**JOB**:
Pull out every line in the data that has the string "DocumentPage" in it.

-- start --

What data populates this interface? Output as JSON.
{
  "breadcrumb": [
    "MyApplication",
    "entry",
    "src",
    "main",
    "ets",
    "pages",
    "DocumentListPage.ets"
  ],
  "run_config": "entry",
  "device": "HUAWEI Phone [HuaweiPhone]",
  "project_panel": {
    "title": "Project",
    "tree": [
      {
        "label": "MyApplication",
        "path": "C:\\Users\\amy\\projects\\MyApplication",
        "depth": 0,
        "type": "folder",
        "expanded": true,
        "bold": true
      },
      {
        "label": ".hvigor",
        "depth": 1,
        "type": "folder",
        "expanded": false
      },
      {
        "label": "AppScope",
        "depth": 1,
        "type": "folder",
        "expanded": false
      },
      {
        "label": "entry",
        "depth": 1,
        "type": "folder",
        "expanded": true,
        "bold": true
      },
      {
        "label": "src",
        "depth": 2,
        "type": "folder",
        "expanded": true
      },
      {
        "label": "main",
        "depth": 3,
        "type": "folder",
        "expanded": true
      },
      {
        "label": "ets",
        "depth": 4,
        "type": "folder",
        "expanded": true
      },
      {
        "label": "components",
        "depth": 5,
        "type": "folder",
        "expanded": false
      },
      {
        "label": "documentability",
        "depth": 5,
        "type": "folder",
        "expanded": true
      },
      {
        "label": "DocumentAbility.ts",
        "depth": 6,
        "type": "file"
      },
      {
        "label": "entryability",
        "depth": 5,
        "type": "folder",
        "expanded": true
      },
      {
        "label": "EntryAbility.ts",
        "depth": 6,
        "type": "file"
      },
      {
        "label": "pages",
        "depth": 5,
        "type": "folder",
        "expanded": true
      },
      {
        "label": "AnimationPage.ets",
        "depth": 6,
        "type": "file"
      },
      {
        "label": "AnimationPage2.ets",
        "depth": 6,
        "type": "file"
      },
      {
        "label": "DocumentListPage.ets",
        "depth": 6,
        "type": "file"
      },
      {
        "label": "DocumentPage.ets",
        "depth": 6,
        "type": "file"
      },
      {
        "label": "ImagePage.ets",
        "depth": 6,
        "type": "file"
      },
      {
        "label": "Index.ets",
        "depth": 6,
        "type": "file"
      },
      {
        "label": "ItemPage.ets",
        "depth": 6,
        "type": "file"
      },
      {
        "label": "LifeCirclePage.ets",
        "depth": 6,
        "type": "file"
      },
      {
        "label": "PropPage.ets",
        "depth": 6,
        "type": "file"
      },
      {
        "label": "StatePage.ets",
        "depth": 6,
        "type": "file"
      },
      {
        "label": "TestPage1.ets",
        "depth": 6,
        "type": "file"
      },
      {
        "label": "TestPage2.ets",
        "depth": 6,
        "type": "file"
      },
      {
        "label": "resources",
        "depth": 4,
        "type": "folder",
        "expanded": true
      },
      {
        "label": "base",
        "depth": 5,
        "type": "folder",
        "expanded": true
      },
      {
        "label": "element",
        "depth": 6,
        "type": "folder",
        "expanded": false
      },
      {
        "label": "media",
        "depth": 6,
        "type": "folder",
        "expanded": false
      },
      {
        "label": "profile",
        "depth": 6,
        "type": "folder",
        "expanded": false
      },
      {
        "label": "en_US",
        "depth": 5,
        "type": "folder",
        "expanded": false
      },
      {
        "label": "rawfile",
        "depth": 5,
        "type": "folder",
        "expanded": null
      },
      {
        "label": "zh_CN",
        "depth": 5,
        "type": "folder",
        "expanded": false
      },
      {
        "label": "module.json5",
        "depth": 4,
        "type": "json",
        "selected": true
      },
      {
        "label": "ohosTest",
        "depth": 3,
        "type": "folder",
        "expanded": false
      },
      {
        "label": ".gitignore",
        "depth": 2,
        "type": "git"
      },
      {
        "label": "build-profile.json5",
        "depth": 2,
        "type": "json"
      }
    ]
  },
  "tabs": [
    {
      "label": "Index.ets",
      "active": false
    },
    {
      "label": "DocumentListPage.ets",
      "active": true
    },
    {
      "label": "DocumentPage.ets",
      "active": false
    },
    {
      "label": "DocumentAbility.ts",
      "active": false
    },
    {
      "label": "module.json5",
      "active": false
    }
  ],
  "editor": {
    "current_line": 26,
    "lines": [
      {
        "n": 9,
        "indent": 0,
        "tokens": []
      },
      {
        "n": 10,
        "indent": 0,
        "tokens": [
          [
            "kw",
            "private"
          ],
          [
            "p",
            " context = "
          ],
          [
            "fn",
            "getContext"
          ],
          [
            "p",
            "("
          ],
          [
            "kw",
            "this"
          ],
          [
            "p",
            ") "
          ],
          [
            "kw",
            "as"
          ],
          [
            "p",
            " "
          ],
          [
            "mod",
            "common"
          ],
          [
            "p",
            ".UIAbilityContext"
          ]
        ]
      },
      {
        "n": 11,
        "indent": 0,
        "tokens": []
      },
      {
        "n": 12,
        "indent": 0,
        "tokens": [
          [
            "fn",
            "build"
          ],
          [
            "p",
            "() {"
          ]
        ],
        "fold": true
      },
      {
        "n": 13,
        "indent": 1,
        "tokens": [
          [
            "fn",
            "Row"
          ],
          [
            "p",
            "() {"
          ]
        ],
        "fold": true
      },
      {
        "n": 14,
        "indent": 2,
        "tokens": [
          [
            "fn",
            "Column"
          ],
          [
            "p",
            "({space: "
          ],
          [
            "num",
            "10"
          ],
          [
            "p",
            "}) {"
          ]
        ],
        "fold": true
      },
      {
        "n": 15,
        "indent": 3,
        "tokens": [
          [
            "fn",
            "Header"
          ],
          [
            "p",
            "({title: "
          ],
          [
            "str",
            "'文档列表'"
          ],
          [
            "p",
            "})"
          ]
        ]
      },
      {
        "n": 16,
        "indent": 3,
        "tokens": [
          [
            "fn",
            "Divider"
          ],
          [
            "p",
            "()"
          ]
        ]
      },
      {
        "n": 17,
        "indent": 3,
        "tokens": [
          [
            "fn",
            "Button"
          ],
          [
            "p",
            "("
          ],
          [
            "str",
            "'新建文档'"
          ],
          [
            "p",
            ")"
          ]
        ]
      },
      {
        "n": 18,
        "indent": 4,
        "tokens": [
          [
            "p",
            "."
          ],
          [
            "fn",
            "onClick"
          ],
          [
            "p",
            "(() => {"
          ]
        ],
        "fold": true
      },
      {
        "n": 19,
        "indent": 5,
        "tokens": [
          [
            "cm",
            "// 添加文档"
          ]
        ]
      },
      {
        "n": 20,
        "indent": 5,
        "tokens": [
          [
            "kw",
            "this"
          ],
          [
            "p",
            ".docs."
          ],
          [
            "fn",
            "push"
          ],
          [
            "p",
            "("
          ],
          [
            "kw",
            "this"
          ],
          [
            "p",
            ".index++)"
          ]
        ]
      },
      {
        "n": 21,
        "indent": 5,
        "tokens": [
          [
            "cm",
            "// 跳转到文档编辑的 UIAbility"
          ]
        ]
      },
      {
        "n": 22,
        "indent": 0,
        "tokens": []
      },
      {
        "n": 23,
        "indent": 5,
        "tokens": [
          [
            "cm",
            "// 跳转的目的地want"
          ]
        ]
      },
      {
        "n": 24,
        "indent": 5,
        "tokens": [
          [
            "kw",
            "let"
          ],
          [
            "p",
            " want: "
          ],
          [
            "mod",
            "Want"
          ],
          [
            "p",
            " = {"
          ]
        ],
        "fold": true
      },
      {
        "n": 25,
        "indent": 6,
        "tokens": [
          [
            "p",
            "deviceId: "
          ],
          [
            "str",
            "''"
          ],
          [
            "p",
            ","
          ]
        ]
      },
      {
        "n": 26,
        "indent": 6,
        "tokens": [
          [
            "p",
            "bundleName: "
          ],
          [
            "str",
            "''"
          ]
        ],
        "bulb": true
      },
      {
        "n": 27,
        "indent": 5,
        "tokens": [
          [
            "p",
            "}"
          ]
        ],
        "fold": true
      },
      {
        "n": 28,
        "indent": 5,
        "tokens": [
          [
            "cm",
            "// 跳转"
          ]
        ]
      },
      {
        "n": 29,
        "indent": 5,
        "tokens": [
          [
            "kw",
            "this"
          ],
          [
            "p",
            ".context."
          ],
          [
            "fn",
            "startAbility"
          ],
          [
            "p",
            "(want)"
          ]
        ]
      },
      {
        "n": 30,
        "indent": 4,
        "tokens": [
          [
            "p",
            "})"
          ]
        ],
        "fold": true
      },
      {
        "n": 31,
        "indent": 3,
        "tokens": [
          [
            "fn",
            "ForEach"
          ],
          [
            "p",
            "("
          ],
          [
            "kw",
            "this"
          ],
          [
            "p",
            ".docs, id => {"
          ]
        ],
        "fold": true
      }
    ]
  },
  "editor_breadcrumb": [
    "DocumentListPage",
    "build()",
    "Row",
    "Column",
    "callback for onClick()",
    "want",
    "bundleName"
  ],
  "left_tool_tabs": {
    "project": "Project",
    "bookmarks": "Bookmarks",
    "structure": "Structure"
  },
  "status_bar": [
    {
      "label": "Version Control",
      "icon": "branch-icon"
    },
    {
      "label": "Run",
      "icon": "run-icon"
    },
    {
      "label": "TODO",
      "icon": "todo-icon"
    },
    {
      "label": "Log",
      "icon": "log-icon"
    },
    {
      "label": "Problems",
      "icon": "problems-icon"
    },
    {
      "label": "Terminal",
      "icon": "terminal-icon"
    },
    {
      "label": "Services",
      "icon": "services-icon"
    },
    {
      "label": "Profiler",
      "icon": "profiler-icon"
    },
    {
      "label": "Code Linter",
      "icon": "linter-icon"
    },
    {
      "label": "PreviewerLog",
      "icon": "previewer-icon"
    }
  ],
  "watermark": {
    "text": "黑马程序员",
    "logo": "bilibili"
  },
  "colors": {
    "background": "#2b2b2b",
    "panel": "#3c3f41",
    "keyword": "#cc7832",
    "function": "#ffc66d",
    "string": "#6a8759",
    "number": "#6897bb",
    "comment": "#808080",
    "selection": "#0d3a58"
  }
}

-- end --

**FULL RESPONSE**:
        "label": "DocumentPage.ets",
      "label": "DocumentPage.ets",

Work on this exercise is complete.